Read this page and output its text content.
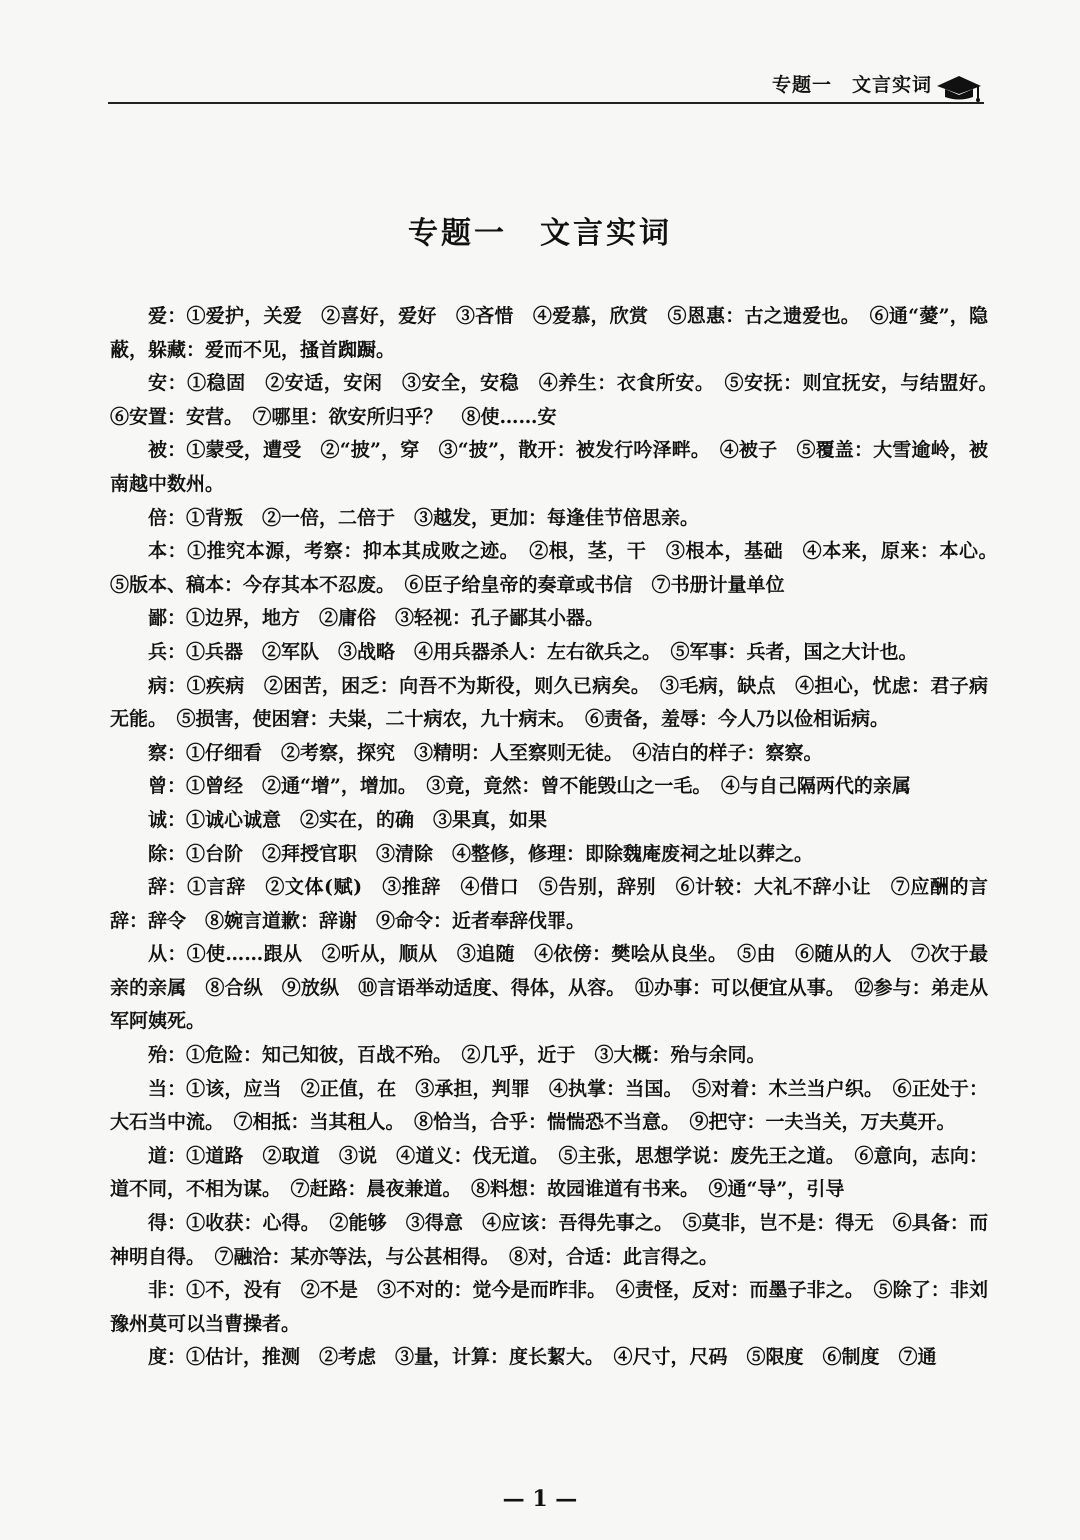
专题一　文言实词
专题一　文言实词

爱：①爱护，关爱　②喜好，爱好　③吝惜　④爱慕，欣赏　⑤恩惠：古之遗爱也。　⑥通“薆”，隐蔽，躲藏：爱而不见，搔首踟蹰。

安：①稳固　②安适，安闲　③安全，安稳　④养生：衣食所安。　⑤安抚：则宜抚安，与结盟好。　⑥安置：安营。　⑦哪里：欲安所归乎？　⑧使……安

被：①蒙受，遭受　②“披”，穿　③“披”，散开：被发行吟泽畔。　④被子　⑤覆盖：大雪逾岭，被南越中数州。

倍：①背叛　②一倍，二倍于　③越发，更加：每逢佳节倍思亲。

本：①推究本源，考察：抑本其成败之迹。　②根，茎，干　③根本，基础　④本来，原来：本心。　⑤版本、稿本：今存其本不忍废。　⑥臣子给皇帝的奏章或书信　⑦书册计量单位

鄙：①边界，地方　②庸俗　③轻视：孔子鄙其小器。

兵：①兵器　②军队　③战略　④用兵器杀人：左右欲兵之。　⑤军事：兵者，国之大计也。

病：①疾病　②困苦，困乏：向吾不为斯役，则久已病矣。　③毛病，缺点　④担心，忧虑：君子病无能。　⑤损害，使困窘：夫粜，二十病农，九十病末。　⑥责备，羞辱：今人乃以俭相诟病。

察：①仔细看　②考察，探究　③精明：人至察则无徒。　④洁白的样子：察察。

曾：①曾经　②通“增”，增加。　③竟，竟然：曾不能毁山之一毛。　④与自己隔两代的亲属

诚：①诚心诚意　②实在，的确　③果真，如果

除：①台阶　②拜授官职　③清除　④整修，修理：即除魏庵废祠之址以葬之。

辞：①言辞　②文体(赋)　③推辞　④借口　⑤告别，辞别　⑥计较：大礼不辞小让　⑦应酬的言辞：辞令　⑧婉言道歉：辞谢　⑨命令：近者奉辞伐罪。

从：①使……跟从　②听从，顺从　③追随　④依傍：樊哙从良坐。　⑤由　⑥随从的人　⑦次于最亲的亲属　⑧合纵　⑨放纵　⑩言语举动适度、得体，从容。　⑪办事：可以便宜从事。　⑫参与：弟走从军阿姨死。

殆：①危险：知己知彼，百战不殆。　②几乎，近于　③大概：殆与余同。

当：①该，应当　②正值，在　③承担，判罪　④执掌：当国。　⑤对着：木兰当户织。　⑥正处于：大石当中流。　⑦相抵：当其租人。　⑧恰当，合乎：惴惴恐不当意。　⑨把守：一夫当关，万夫莫开。

道：①道路　②取道　③说　④道义：伐无道。　⑤主张，思想学说：废先王之道。　⑥意向，志向：道不同，不相为谋。　⑦赶路：晨夜兼道。　⑧料想：故园谁道有书来。　⑨通“导”，引导

得：①收获：心得。　②能够　③得意　④应该：吾得先事之。　⑤莫非，岂不是：得无　⑥具备：而神明自得。　⑦融洽：某亦等法，与公甚相得。　⑧对，合适：此言得之。

非：①不，没有　②不是　③不对的：觉今是而昨非。　④责怪，反对：而墨子非之。　⑤除了：非刘豫州莫可以当曹操者。

度：①估计，推测　②考虑　③量，计算：度长絜大。　④尺寸，尺码　⑤限度　⑥制度　⑦通

— 1 —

_ _ _

Task prompt: Retype the whole listing, keeping every line identical and omitting all pictures.

Exercise solution:
Read this page and output its text content.
专题一　文言实词
专题一　文言实词

爱：①爱护，关爱　②喜好，爱好　③吝惜　④爱慕，欣赏　⑤恩惠：古之遗爱也。　⑥通“薆”，隐蔽，躲藏：爱而不见，搔首踟蹰。

安：①稳固　②安适，安闲　③安全，安稳　④养生：衣食所安。　⑤安抚：则宜抚安，与结盟好。　⑥安置：安营。　⑦哪里：欲安所归乎？　⑧使……安

被：①蒙受，遭受　②“披”，穿　③“披”，散开：被发行吟泽畔。　④被子　⑤覆盖：大雪逾岭，被南越中数州。

倍：①背叛　②一倍，二倍于　③越发，更加：每逢佳节倍思亲。

本：①推究本源，考察：抑本其成败之迹。　②根，茎，干　③根本，基础　④本来，原来：本心。　⑤版本、稿本：今存其本不忍废。　⑥臣子给皇帝的奏章或书信　⑦书册计量单位

鄙：①边界，地方　②庸俗　③轻视：孔子鄙其小器。

兵：①兵器　②军队　③战略　④用兵器杀人：左右欲兵之。　⑤军事：兵者，国之大计也。

病：①疾病　②困苦，困乏：向吾不为斯役，则久已病矣。　③毛病，缺点　④担心，忧虑：君子病无能。　⑤损害，使困窘：夫粜，二十病农，九十病末。　⑥责备，羞辱：今人乃以俭相诟病。

察：①仔细看　②考察，探究　③精明：人至察则无徒。　④洁白的样子：察察。

曾：①曾经　②通“增”，增加。　③竟，竟然：曾不能毁山之一毛。　④与自己隔两代的亲属

诚：①诚心诚意　②实在，的确　③果真，如果

除：①台阶　②拜授官职　③清除　④整修，修理：即除魏庵废祠之址以葬之。

辞：①言辞　②文体(赋)　③推辞　④借口　⑤告别，辞别　⑥计较：大礼不辞小让　⑦应酬的言辞：辞令　⑧婉言道歉：辞谢　⑨命令：近者奉辞伐罪。

从：①使……跟从　②听从，顺从　③追随　④依傍：樊哙从良坐。　⑤由　⑥随从的人　⑦次于最亲的亲属　⑧合纵　⑨放纵　⑩言语举动适度、得体，从容。　⑪办事：可以便宜从事。　⑫参与：弟走从军阿姨死。

殆：①危险：知己知彼，百战不殆。　②几乎，近于　③大概：殆与余同。

当：①该，应当　②正值，在　③承担，判罪　④执掌：当国。　⑤对着：木兰当户织。　⑥正处于：大石当中流。　⑦相抵：当其租人。　⑧恰当，合乎：惴惴恐不当意。　⑨把守：一夫当关，万夫莫开。

道：①道路　②取道　③说　④道义：伐无道。　⑤主张，思想学说：废先王之道。　⑥意向，志向：道不同，不相为谋。　⑦赶路：晨夜兼道。　⑧料想：故园谁道有书来。　⑨通“导”，引导

得：①收获：心得。　②能够　③得意　④应该：吾得先事之。　⑤莫非，岂不是：得无　⑥具备：而神明自得。　⑦融洽：某亦等法，与公甚相得。　⑧对，合适：此言得之。

非：①不，没有　②不是　③不对的：觉今是而昨非。　④责怪，反对：而墨子非之。　⑤除了：非刘豫州莫可以当曹操者。

度：①估计，推测　②考虑　③量，计算：度长絜大。　④尺寸，尺码　⑤限度　⑥制度　⑦通

— 1 —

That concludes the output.